:: Extract ::

★ ★ ★ ★ ★ ★ ★

This study failed to demonstrate the prespecified goal of a > 40% reduction in syncopal spells, which drove the power calculation for the trial. However, it did result in a 31% reduction in the intention-to-treat analysis, which was not quite statistically significant. In those who were successfully titrated to the 0.2 mg daily dose (61% of those treated with fludrocortisone), recurrent syncope fell 49%, which was statistically significant (P = 0.02). The highest recommended dose for orthostatic hypotension is 0.3 mg daily. The dose range in this study was 0.05-0.2 mg daily, so some patients may have been underdosed. On the other hand, 28% of the patients withdrew from the study, many of whom experienced adverse effects. Also, even in those who achieved a 0.2 mg daily dose, 44% still had at least one syncopal spell over the year of follow-up. Thus, fludrocortisone is not going to be the treatment for everyone. The investigators’ subgroup analysis showed that those who benefited most were those with a baseline systolic blood pressure of < 110 mmHg. Such patients undoubtedly have little blood pressure reserve. Also, the median age in this study was 30 years, suggesting the investigators were loath to use fludrocortisone in older patients. Of course, older patients are more likely to present with the comorbidities that were exclusion criteria in this study, such as high baseline blood pressure.
The study, the accompanying editorial, and my own experience suggest that fludrocortisone is worth trying in the subgroup of vasovagal syncope patients who are young and otherwise healthy, who demonstrate low systolic blood pressures at rest, and who experience frequent vasovagal episodes. In this study, the median number of syncopal spells in the year prior to study enrollment was three to four. One strength of this study was that clinical criteria (Calgary Syncope Score) were used to diagnose vasovagal syncope. Head up tilt testing was not used, which makes the results more widely applicable.

★ ★ ★ ★ ★ ★ ★

Stored data entries

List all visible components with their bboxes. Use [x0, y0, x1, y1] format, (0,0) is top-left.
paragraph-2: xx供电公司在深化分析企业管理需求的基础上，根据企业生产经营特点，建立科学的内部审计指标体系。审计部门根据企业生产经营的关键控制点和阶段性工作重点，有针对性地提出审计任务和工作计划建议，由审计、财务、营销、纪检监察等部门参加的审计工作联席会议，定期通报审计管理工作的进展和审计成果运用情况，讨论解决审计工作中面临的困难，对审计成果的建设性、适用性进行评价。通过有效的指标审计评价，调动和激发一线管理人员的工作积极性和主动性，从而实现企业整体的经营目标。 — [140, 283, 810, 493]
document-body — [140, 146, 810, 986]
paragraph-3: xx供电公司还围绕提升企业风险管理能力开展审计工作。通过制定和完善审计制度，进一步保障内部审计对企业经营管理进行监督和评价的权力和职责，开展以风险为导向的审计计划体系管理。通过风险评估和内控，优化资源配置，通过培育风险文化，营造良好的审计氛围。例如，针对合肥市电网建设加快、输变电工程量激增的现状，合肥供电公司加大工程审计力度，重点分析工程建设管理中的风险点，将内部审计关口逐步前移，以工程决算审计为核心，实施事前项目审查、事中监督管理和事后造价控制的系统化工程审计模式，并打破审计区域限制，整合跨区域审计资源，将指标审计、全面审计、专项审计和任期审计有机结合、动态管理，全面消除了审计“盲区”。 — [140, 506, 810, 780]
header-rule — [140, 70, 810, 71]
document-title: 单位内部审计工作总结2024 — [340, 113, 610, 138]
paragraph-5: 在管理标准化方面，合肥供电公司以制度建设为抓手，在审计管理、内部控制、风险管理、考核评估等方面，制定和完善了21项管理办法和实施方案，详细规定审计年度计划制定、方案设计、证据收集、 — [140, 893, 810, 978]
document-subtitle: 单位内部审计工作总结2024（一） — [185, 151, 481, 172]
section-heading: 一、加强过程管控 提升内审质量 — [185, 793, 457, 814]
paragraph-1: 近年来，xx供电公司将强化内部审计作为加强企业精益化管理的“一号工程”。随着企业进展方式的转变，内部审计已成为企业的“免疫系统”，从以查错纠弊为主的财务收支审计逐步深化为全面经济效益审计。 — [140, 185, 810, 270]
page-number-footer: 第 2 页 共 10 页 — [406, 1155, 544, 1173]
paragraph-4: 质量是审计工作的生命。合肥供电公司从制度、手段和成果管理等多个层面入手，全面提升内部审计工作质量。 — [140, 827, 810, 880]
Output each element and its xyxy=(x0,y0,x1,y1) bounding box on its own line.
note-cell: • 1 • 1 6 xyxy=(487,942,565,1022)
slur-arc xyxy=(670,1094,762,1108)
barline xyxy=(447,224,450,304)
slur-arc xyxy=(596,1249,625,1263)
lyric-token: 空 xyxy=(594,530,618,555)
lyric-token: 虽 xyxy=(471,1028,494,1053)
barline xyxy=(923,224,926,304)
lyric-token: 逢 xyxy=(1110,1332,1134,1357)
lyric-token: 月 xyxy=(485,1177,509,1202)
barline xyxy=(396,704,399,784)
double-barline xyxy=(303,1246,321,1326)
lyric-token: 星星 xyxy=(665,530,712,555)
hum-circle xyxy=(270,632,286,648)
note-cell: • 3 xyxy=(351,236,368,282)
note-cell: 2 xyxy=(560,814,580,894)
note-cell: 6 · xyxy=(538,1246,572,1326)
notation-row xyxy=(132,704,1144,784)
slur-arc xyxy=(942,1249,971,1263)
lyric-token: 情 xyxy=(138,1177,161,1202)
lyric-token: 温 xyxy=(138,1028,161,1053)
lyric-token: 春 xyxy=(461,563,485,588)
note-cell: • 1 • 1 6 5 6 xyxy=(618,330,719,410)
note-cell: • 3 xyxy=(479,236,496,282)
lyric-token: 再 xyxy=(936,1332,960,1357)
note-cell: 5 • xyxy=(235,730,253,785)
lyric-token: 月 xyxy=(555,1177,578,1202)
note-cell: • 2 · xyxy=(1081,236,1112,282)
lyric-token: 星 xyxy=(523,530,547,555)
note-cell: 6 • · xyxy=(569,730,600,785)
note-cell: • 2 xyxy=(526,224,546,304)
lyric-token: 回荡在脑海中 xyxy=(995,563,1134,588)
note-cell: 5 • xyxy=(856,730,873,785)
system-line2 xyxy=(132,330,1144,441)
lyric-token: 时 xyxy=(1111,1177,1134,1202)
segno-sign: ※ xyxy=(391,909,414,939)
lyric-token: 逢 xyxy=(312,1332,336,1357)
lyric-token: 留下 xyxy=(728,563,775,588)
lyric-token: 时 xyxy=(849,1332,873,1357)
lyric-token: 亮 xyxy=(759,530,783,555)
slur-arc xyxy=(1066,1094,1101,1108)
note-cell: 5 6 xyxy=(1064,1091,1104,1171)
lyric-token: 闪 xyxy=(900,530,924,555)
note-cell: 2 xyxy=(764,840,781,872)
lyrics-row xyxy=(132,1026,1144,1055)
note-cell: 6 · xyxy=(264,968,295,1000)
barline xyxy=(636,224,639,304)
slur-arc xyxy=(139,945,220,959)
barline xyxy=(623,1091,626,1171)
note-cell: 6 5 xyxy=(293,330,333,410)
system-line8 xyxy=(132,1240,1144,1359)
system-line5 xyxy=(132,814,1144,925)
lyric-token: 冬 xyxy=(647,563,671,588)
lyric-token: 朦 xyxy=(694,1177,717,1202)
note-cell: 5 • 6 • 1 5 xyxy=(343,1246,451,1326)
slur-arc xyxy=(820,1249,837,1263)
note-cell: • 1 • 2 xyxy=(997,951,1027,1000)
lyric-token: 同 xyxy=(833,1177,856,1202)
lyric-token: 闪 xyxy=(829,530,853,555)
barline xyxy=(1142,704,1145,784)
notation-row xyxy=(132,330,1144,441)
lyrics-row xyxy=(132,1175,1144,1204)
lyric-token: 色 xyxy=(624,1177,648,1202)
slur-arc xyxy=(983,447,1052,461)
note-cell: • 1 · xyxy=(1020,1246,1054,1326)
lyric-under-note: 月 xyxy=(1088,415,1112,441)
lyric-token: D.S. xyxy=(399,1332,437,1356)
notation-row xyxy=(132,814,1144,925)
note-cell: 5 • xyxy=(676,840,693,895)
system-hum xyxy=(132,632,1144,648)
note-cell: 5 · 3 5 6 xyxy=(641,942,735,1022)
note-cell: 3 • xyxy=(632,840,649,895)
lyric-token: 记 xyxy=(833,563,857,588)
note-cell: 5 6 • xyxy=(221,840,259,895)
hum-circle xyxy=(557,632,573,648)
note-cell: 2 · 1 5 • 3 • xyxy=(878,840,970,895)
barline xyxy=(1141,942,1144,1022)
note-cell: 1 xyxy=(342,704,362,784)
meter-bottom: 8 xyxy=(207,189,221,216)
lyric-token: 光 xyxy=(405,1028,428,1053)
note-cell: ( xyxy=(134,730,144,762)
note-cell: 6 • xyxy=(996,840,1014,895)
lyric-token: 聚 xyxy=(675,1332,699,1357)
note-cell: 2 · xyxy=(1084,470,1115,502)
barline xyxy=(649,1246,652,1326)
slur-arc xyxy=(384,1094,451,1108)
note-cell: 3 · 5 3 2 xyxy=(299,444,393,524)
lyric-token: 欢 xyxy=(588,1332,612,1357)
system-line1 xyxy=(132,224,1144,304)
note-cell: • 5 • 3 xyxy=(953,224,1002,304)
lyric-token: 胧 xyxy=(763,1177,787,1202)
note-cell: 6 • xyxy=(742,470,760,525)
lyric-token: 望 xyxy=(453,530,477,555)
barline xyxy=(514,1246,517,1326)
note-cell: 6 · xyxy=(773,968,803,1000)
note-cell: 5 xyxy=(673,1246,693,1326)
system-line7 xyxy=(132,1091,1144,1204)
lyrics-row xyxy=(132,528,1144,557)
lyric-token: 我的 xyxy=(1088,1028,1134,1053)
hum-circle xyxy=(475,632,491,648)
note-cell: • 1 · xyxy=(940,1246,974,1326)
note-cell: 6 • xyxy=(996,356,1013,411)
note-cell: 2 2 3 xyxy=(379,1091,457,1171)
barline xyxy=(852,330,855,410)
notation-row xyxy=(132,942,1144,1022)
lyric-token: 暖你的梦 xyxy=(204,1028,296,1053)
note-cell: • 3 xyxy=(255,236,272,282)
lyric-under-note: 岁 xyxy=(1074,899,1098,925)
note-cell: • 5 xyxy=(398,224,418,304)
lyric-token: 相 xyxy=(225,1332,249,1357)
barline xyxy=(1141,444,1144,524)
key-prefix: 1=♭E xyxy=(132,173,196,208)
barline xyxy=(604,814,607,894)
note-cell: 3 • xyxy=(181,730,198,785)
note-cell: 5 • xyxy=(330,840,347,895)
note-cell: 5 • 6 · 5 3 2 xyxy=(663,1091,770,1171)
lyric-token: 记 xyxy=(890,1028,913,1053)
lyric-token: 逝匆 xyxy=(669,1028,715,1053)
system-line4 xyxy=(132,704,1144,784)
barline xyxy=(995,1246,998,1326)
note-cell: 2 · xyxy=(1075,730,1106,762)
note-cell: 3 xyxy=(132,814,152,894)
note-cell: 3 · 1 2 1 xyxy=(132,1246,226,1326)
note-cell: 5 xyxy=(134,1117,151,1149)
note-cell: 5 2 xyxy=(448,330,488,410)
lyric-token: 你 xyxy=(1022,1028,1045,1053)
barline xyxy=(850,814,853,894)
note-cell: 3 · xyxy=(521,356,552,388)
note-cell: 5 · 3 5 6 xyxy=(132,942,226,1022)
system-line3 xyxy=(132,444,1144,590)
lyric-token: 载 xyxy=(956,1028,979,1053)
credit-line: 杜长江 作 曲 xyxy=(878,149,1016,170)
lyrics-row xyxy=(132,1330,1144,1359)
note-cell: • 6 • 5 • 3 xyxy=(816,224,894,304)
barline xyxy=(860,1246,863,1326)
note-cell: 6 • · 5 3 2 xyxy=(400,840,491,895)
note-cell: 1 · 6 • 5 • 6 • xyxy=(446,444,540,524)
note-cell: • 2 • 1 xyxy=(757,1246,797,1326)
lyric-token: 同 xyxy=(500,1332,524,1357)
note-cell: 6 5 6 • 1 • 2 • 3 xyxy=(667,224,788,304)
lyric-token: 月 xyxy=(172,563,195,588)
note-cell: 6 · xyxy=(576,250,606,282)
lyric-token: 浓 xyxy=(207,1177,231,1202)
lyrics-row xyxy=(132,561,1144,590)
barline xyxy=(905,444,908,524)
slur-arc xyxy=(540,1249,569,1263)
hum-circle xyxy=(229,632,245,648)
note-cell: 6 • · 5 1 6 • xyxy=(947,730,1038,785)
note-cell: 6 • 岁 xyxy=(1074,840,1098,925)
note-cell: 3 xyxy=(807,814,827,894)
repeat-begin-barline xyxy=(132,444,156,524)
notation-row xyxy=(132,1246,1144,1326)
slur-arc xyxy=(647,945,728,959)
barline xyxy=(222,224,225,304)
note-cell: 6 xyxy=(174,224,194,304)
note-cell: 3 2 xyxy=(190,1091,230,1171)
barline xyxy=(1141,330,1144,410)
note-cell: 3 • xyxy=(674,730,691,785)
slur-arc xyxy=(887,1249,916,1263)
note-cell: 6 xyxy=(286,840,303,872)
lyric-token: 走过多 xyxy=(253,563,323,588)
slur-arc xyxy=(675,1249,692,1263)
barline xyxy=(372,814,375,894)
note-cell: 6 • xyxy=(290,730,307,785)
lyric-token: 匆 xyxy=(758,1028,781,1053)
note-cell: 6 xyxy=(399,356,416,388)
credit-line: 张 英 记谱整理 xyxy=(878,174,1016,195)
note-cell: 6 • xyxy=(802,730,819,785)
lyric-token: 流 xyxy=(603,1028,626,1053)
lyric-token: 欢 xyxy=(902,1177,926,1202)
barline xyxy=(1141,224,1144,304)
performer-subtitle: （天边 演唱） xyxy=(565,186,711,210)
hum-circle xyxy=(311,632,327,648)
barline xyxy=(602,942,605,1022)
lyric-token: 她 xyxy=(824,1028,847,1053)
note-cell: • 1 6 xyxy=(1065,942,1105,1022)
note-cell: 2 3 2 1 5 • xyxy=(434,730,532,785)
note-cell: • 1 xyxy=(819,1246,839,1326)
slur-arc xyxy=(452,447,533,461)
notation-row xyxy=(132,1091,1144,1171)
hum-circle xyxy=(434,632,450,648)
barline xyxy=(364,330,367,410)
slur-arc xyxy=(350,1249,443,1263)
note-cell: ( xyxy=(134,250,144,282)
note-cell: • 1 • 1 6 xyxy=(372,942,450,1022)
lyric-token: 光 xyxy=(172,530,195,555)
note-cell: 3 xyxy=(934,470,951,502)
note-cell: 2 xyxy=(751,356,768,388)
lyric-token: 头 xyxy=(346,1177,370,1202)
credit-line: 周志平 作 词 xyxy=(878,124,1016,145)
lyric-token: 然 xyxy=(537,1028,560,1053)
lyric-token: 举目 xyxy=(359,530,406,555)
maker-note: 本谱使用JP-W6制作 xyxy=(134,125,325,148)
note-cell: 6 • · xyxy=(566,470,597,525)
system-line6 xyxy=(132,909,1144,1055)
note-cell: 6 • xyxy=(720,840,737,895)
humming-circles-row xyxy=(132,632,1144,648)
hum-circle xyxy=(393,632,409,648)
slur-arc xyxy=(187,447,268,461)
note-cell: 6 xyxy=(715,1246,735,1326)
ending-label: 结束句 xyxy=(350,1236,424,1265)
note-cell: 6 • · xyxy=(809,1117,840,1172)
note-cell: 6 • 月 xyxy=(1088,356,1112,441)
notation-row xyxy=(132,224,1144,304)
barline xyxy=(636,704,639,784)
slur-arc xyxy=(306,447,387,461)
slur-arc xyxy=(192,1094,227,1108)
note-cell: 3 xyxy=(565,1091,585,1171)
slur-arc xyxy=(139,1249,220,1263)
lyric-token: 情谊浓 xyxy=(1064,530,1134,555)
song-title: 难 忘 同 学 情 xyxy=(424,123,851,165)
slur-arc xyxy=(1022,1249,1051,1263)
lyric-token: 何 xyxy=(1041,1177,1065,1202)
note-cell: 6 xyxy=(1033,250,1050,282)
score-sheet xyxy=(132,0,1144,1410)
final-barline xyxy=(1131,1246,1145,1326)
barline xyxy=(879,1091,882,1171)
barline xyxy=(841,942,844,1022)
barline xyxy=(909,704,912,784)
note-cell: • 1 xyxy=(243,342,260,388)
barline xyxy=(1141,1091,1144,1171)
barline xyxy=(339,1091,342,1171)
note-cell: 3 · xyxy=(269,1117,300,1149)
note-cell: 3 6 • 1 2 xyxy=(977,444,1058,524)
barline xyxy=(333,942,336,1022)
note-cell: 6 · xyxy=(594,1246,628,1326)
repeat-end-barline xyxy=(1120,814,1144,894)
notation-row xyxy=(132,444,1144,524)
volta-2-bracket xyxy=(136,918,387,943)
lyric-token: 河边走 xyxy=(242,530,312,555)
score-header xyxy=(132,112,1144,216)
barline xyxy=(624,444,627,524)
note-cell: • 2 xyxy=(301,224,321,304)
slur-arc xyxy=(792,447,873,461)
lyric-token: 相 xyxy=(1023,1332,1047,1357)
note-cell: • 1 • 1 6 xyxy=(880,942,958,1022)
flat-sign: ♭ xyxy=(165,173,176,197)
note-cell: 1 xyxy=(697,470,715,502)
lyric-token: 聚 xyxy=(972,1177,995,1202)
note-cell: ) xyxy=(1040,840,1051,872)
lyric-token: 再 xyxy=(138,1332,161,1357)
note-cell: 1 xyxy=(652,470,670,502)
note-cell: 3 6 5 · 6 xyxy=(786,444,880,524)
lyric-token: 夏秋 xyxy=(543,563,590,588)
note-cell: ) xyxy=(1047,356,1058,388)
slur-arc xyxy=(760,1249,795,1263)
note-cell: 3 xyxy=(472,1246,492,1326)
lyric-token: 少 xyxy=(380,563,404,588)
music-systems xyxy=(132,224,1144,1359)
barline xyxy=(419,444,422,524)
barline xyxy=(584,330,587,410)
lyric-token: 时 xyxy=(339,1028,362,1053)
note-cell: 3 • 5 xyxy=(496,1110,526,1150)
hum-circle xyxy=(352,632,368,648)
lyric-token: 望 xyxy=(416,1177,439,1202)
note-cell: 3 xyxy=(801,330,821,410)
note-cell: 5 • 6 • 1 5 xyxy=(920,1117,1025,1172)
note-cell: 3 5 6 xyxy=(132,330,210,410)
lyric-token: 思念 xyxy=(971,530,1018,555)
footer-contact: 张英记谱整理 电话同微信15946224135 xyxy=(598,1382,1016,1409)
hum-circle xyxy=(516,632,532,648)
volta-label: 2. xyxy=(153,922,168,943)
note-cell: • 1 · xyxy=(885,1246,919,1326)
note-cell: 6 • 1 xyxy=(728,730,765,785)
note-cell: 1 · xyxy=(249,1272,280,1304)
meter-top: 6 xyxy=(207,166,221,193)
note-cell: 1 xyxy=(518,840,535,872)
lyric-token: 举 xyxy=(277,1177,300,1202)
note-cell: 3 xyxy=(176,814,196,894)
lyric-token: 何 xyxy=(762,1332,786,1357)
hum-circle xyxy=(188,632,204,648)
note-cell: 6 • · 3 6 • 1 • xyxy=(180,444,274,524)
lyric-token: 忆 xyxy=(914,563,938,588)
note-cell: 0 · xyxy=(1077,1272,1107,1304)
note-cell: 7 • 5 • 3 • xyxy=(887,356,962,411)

★ ★ ★ ★ ★ ★ ★

According to the fludrocortisone study commentary, what was the median age of the patients in the study? The records play no part in the work here.

30 years.